> **Request**
Pictures stay out of your copy, but everything else in the records below must be repeated exactly.

** begin Material for this exercise **

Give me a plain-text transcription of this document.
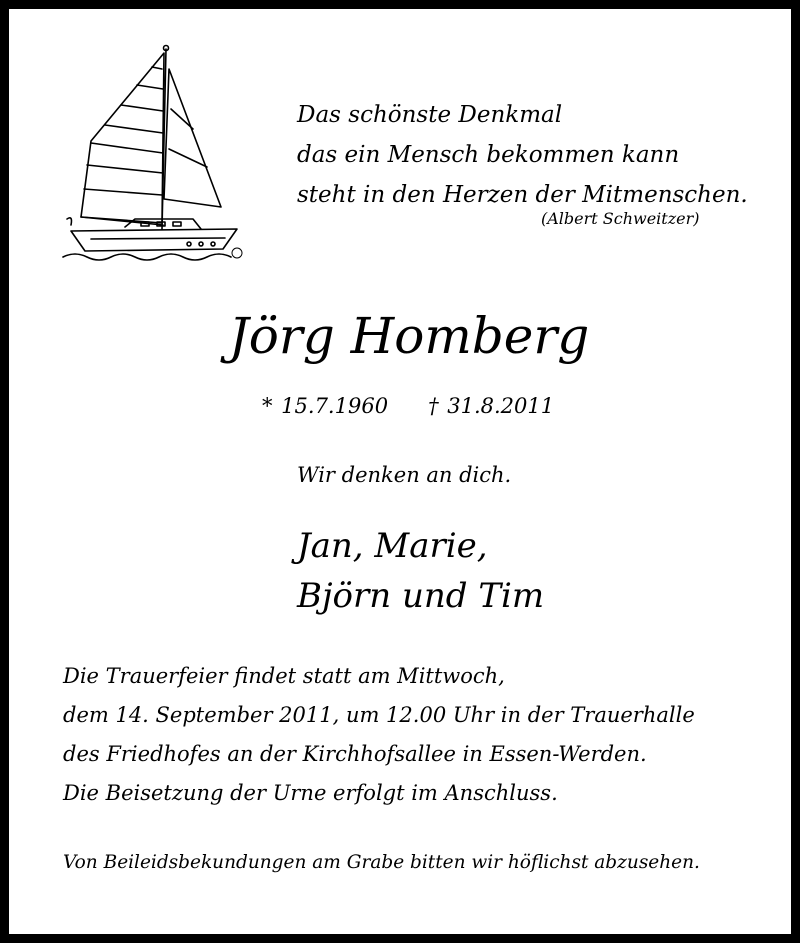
Das schönste Denkmal
das ein Mensch bekommen kann
steht in den Herzen der Mitmenschen.
(Albert Schweitzer)
Jörg Homberg
* 15.7.1960 † 31.8.2011
Wir denken an dich.
Jan, Marie,
Björn und Tim
Die Trauerfeier findet statt am Mittwoch,
dem 14. September 2011, um 12.00 Uhr in der Trauerhalle
des Friedhofes an der Kirchhofsallee in Essen-Werden.
Die Beisetzung der Urne erfolgt im Anschluss.
Von Beileidsbekundungen am Grabe bitten wir höflichst abzusehen.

** end Material for this exercise **

> **Exercise response**
Give me a plain-text transcription of this document.
Das schönste Denkmal
das ein Mensch bekommen kann
steht in den Herzen der Mitmenschen.
(Albert Schweitzer)
Jörg Homberg
* 15.7.1960 † 31.8.2011
Wir denken an dich.
Jan, Marie,
Björn und Tim
Die Trauerfeier findet statt am Mittwoch,
dem 14. September 2011, um 12.00 Uhr in der Trauerhalle
des Friedhofes an der Kirchhofsallee in Essen-Werden.
Die Beisetzung der Urne erfolgt im Anschluss.
Von Beileidsbekundungen am Grabe bitten wir höflichst abzusehen.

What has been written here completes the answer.